Start of STORED RECORDS

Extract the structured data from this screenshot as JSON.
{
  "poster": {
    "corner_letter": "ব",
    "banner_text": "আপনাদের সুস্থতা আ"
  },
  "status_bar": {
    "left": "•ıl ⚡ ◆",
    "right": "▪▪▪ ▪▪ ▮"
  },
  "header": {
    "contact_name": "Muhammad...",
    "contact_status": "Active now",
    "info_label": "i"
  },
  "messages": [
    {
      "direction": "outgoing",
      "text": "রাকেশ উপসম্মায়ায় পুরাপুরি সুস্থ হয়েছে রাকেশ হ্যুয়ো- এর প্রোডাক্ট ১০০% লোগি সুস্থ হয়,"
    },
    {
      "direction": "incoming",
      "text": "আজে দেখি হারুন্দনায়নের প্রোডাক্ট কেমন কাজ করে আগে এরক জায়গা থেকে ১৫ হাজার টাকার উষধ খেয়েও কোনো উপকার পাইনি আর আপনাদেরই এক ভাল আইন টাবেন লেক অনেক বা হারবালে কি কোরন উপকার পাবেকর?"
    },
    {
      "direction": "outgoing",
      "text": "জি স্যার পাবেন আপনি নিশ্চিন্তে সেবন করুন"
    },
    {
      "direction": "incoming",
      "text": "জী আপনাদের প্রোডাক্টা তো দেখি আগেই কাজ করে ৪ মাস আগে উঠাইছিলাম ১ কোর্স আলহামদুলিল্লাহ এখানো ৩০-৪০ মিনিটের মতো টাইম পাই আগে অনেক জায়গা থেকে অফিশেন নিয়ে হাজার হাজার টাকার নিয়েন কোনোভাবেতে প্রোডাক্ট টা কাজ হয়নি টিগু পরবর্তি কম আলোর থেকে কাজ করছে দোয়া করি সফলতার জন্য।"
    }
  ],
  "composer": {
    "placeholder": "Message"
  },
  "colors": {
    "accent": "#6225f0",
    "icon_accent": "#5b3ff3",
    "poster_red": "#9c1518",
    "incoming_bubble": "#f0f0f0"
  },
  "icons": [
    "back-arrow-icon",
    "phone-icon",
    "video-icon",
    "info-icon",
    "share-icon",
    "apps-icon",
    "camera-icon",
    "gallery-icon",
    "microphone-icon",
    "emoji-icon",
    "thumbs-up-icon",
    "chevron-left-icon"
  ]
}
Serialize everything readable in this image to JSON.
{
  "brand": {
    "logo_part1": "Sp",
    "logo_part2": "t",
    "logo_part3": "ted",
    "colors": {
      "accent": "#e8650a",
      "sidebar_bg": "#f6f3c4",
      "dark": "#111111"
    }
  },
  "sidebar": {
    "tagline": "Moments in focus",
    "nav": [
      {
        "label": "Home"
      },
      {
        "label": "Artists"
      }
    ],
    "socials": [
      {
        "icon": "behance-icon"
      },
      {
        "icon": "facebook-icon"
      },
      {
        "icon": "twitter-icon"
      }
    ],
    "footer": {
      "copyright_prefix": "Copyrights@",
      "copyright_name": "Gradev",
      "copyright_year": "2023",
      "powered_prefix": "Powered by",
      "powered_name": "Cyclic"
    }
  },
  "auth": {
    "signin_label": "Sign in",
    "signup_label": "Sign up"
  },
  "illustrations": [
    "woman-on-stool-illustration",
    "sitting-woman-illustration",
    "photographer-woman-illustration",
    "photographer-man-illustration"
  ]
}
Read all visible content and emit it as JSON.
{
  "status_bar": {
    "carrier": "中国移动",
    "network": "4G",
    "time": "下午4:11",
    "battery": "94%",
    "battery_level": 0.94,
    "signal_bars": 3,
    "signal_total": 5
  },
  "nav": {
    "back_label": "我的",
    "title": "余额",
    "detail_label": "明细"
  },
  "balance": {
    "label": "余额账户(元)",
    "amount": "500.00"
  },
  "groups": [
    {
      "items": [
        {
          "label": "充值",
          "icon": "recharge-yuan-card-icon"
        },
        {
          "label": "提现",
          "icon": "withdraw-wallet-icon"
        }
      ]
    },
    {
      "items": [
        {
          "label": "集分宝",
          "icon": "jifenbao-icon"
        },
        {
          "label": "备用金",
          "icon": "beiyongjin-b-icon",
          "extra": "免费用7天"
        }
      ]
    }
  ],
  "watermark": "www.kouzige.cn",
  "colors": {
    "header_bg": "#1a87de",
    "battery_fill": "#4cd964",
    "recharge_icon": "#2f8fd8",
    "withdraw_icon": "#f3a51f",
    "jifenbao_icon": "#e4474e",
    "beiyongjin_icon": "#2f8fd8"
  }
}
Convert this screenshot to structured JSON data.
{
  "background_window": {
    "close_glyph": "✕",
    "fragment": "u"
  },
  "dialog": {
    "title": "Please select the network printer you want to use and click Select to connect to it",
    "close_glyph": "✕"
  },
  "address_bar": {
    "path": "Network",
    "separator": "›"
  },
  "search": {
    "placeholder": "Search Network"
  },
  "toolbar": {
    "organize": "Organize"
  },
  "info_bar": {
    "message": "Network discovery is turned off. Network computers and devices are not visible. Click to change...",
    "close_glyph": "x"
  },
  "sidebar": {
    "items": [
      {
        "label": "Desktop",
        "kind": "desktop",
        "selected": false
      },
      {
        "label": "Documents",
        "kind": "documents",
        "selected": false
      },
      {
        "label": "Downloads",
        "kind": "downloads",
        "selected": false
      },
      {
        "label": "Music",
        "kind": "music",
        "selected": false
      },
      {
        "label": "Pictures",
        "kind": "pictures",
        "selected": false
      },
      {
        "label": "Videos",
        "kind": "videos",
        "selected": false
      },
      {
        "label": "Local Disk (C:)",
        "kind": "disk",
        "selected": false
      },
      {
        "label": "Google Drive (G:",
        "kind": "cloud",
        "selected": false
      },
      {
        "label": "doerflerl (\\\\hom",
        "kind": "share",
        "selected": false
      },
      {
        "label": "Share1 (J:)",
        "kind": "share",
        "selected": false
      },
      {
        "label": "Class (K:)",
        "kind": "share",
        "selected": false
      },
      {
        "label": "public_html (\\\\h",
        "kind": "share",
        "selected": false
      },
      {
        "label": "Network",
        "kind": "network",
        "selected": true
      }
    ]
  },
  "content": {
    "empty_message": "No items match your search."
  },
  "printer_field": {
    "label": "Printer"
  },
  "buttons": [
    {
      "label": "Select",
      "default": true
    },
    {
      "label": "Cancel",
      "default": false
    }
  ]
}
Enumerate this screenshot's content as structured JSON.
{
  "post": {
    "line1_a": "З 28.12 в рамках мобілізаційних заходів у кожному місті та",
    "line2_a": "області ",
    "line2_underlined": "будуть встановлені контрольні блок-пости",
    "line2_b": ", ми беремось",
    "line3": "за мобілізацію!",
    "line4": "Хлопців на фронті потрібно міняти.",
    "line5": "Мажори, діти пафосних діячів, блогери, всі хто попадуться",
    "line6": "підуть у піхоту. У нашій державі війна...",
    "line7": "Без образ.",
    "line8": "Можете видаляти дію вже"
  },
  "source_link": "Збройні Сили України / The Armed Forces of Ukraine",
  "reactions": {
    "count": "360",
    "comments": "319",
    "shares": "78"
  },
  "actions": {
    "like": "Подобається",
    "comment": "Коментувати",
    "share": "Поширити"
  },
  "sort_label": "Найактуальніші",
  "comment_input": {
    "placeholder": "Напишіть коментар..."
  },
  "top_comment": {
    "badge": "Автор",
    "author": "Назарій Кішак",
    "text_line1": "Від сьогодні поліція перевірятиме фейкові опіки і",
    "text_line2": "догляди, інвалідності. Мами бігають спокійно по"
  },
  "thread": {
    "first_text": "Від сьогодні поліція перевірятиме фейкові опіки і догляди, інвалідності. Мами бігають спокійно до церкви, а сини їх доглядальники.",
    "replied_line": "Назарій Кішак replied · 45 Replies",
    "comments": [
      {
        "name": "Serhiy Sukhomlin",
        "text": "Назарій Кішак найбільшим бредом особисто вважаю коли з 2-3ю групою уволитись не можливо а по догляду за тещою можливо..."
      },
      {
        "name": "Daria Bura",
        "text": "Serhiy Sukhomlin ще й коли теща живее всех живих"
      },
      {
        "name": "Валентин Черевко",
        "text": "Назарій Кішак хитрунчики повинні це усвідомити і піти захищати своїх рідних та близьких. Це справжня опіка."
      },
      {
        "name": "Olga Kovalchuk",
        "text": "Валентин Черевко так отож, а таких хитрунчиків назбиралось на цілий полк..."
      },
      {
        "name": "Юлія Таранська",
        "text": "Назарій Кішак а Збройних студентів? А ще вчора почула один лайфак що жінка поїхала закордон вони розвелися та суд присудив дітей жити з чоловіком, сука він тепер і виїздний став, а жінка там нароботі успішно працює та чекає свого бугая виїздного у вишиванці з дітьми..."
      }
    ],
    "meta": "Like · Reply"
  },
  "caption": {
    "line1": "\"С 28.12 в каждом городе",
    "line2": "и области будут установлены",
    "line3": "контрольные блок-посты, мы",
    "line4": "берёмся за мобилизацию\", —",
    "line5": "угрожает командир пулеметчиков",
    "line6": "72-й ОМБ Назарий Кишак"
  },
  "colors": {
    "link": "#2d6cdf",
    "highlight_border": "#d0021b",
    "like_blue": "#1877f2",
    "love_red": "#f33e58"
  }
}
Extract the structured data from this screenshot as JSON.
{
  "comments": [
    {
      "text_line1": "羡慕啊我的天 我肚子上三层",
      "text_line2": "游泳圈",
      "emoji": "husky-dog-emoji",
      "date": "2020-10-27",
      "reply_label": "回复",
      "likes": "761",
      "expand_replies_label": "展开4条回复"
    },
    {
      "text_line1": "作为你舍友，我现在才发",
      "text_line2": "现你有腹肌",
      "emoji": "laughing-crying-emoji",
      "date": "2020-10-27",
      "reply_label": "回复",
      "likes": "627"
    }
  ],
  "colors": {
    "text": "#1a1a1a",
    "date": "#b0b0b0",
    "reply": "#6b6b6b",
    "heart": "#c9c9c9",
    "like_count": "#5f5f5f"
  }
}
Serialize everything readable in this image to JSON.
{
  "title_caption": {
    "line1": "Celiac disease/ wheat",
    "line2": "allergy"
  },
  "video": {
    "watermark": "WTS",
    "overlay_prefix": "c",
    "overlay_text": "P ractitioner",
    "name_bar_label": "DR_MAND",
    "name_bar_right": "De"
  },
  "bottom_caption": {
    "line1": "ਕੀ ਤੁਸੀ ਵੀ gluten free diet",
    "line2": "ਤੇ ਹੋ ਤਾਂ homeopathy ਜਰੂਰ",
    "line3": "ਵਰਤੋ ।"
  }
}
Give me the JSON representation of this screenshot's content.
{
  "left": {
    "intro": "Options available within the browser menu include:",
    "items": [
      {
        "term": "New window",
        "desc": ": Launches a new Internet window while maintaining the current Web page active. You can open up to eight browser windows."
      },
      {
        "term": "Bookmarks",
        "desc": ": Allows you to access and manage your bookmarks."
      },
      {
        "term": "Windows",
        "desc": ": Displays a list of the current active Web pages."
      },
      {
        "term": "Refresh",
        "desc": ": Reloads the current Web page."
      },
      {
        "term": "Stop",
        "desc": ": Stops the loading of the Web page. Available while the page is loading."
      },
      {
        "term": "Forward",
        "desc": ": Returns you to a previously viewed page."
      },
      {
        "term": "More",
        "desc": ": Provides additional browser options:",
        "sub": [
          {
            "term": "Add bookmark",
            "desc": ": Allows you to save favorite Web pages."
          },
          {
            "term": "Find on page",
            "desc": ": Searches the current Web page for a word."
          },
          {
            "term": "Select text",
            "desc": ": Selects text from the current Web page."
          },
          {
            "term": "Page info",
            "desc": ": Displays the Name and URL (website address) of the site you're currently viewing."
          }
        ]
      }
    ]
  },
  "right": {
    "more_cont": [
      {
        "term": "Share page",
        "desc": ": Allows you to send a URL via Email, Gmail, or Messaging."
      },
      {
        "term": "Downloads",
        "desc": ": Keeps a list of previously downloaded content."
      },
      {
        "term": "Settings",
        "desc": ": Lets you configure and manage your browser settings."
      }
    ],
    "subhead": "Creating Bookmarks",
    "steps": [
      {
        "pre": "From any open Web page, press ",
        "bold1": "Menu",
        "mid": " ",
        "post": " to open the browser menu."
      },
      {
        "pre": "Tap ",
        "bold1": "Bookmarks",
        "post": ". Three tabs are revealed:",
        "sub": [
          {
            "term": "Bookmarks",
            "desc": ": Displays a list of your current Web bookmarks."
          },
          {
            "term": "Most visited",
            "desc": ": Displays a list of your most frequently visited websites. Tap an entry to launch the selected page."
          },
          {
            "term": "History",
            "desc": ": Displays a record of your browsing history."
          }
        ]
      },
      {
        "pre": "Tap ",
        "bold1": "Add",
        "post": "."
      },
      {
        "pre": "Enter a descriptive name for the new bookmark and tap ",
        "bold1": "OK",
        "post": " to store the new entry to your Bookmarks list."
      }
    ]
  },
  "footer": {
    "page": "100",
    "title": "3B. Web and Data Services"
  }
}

End of STORED RECORDS

CHALLENGE » Copy all lines from the data that hold the word "pages".

ANSWER »
        "desc": ": Displays a list of the current active Web pages."
            "desc": ": Allows you to save favorite Web pages."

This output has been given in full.